[Stored entries]
----------
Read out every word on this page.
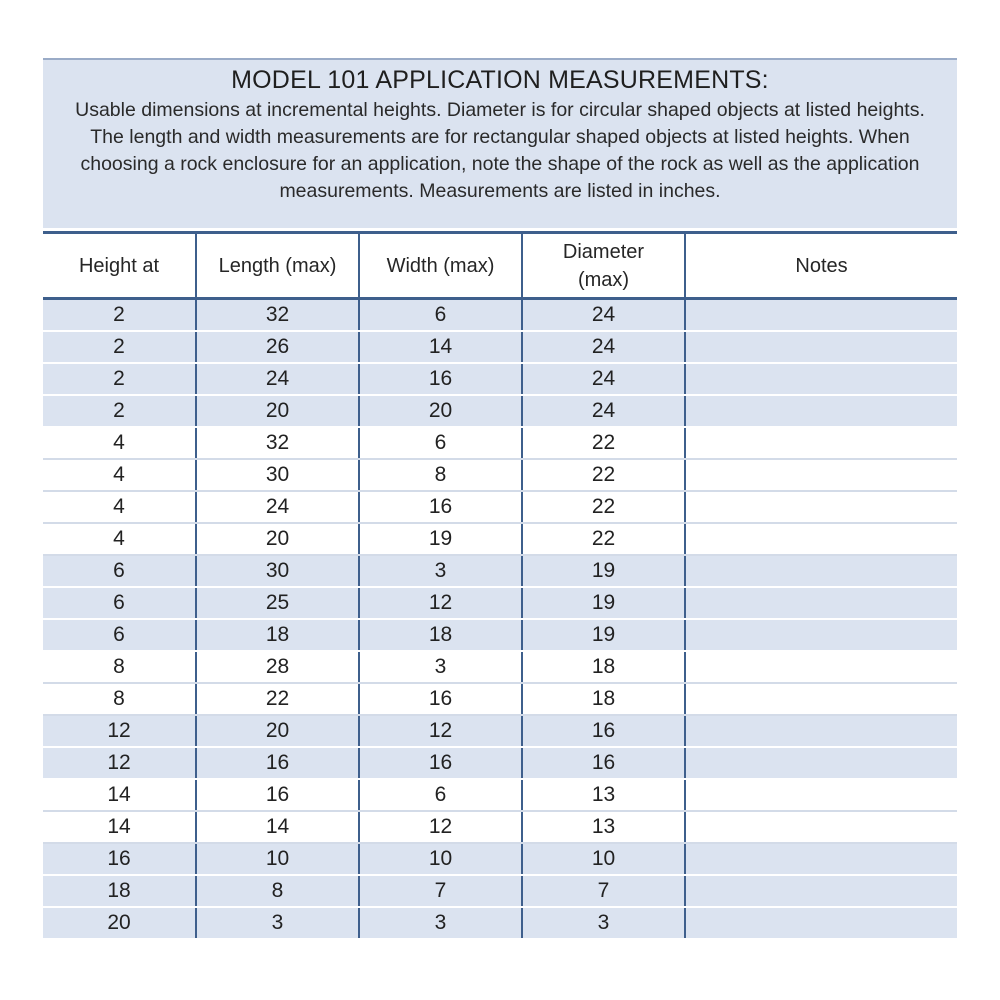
MODEL 101 APPLICATION MEASUREMENTS:
Usable dimensions at incremental heights. Diameter is for circular shaped objects at listed heights. The length and width measurements are for rectangular shaped objects at listed heights. When choosing a rock enclosure for an application, note the shape of the rock as well as the application measurements. Measurements are listed in inches.
Height at	Length (max)	Width (max)	Diameter (max)	Notes
2	32	6	24	
2	26	14	24	
2	24	16	24	
2	20	20	24	
4	32	6	22	
4	30	8	22	
4	24	16	22	
4	20	19	22	
6	30	3	19	
6	25	12	19	
6	18	18	19	
8	28	3	18	
8	22	16	18	
12	20	12	16	
12	16	16	16	
14	16	6	13	
14	14	12	13	
16	10	10	10	
18	8	7	7	
20	3	3	3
----------
## Task
Filter the entries down to the lines with the word "Diameter" in them.

## The answer
Usable dimensions at incremental heights. Diameter is for circular shaped objects at listed heights. The length and width measurements are for rectangular shaped objects at listed heights. When choosing a rock enclosure for an application, note the shape of the rock as well as the application measurements. Measurements are listed in inches.
Height at	Length (max)	Width (max)	Diameter (max)	Notes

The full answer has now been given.